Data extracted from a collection
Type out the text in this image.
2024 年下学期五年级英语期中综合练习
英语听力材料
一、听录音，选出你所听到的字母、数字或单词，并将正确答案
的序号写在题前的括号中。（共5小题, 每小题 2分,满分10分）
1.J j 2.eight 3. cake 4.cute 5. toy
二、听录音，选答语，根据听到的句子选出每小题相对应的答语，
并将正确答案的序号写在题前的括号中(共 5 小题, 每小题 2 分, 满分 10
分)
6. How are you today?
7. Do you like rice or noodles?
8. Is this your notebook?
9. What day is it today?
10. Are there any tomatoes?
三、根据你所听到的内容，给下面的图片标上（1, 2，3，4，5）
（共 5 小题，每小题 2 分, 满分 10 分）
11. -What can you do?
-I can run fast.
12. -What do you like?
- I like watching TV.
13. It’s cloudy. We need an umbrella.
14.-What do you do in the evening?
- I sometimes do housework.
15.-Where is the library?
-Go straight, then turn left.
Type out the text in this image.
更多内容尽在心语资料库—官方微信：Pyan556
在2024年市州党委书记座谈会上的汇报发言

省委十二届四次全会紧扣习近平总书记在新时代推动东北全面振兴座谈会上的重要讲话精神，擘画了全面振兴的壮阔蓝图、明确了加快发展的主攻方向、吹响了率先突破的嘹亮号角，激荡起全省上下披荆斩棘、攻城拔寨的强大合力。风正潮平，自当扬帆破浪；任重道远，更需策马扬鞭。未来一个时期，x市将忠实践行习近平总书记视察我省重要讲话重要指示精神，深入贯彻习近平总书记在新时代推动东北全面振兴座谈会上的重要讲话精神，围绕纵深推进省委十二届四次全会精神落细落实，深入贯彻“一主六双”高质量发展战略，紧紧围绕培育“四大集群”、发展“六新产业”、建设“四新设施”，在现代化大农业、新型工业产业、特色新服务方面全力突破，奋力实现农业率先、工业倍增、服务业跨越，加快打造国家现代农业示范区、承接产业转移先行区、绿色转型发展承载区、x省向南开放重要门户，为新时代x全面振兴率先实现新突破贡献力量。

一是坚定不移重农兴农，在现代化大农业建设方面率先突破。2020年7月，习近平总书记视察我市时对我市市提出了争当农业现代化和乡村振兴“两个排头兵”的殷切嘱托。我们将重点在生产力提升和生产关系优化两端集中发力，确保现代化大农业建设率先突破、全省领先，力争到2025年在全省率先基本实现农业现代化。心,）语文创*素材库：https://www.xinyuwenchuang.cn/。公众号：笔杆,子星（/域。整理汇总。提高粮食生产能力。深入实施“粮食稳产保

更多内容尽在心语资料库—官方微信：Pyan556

What you will do
Output the full listing exactly as it stands.

The response
Type out the text in this image.
2024 年下学期五年级英语期中综合练习
英语听力材料
一、听录音，选出你所听到的字母、数字或单词，并将正确答案
的序号写在题前的括号中。（共5小题, 每小题 2分,满分10分）
1.J j 2.eight 3. cake 4.cute 5. toy
二、听录音，选答语，根据听到的句子选出每小题相对应的答语，
并将正确答案的序号写在题前的括号中(共 5 小题, 每小题 2 分, 满分 10
分)
6. How are you today?
7. Do you like rice or noodles?
8. Is this your notebook?
9. What day is it today?
10. Are there any tomatoes?
三、根据你所听到的内容，给下面的图片标上（1, 2，3，4，5）
（共 5 小题，每小题 2 分, 满分 10 分）
11. -What can you do?
-I can run fast.
12. -What do you like?
- I like watching TV.
13. It’s cloudy. We need an umbrella.
14.-What do you do in the evening?
- I sometimes do housework.
15.-Where is the library?
-Go straight, then turn left.
Type out the text in this image.
更多内容尽在心语资料库—官方微信：Pyan556
在2024年市州党委书记座谈会上的汇报发言

省委十二届四次全会紧扣习近平总书记在新时代推动东北全面振兴座谈会上的重要讲话精神，擘画了全面振兴的壮阔蓝图、明确了加快发展的主攻方向、吹响了率先突破的嘹亮号角，激荡起全省上下披荆斩棘、攻城拔寨的强大合力。风正潮平，自当扬帆破浪；任重道远，更需策马扬鞭。未来一个时期，x市将忠实践行习近平总书记视察我省重要讲话重要指示精神，深入贯彻习近平总书记在新时代推动东北全面振兴座谈会上的重要讲话精神，围绕纵深推进省委十二届四次全会精神落细落实，深入贯彻“一主六双”高质量发展战略，紧紧围绕培育“四大集群”、发展“六新产业”、建设“四新设施”，在现代化大农业、新型工业产业、特色新服务方面全力突破，奋力实现农业率先、工业倍增、服务业跨越，加快打造国家现代农业示范区、承接产业转移先行区、绿色转型发展承载区、x省向南开放重要门户，为新时代x全面振兴率先实现新突破贡献力量。

一是坚定不移重农兴农，在现代化大农业建设方面率先突破。2020年7月，习近平总书记视察我市时对我市市提出了争当农业现代化和乡村振兴“两个排头兵”的殷切嘱托。我们将重点在生产力提升和生产关系优化两端集中发力，确保现代化大农业建设率先突破、全省领先，力争到2025年在全省率先基本实现农业现代化。心,）语文创*素材库：https://www.xinyuwenchuang.cn/。公众号：笔杆,子星（/域。整理汇总。提高粮食生产能力。深入实施“粮食稳产保

更多内容尽在心语资料库—官方微信：Pyan556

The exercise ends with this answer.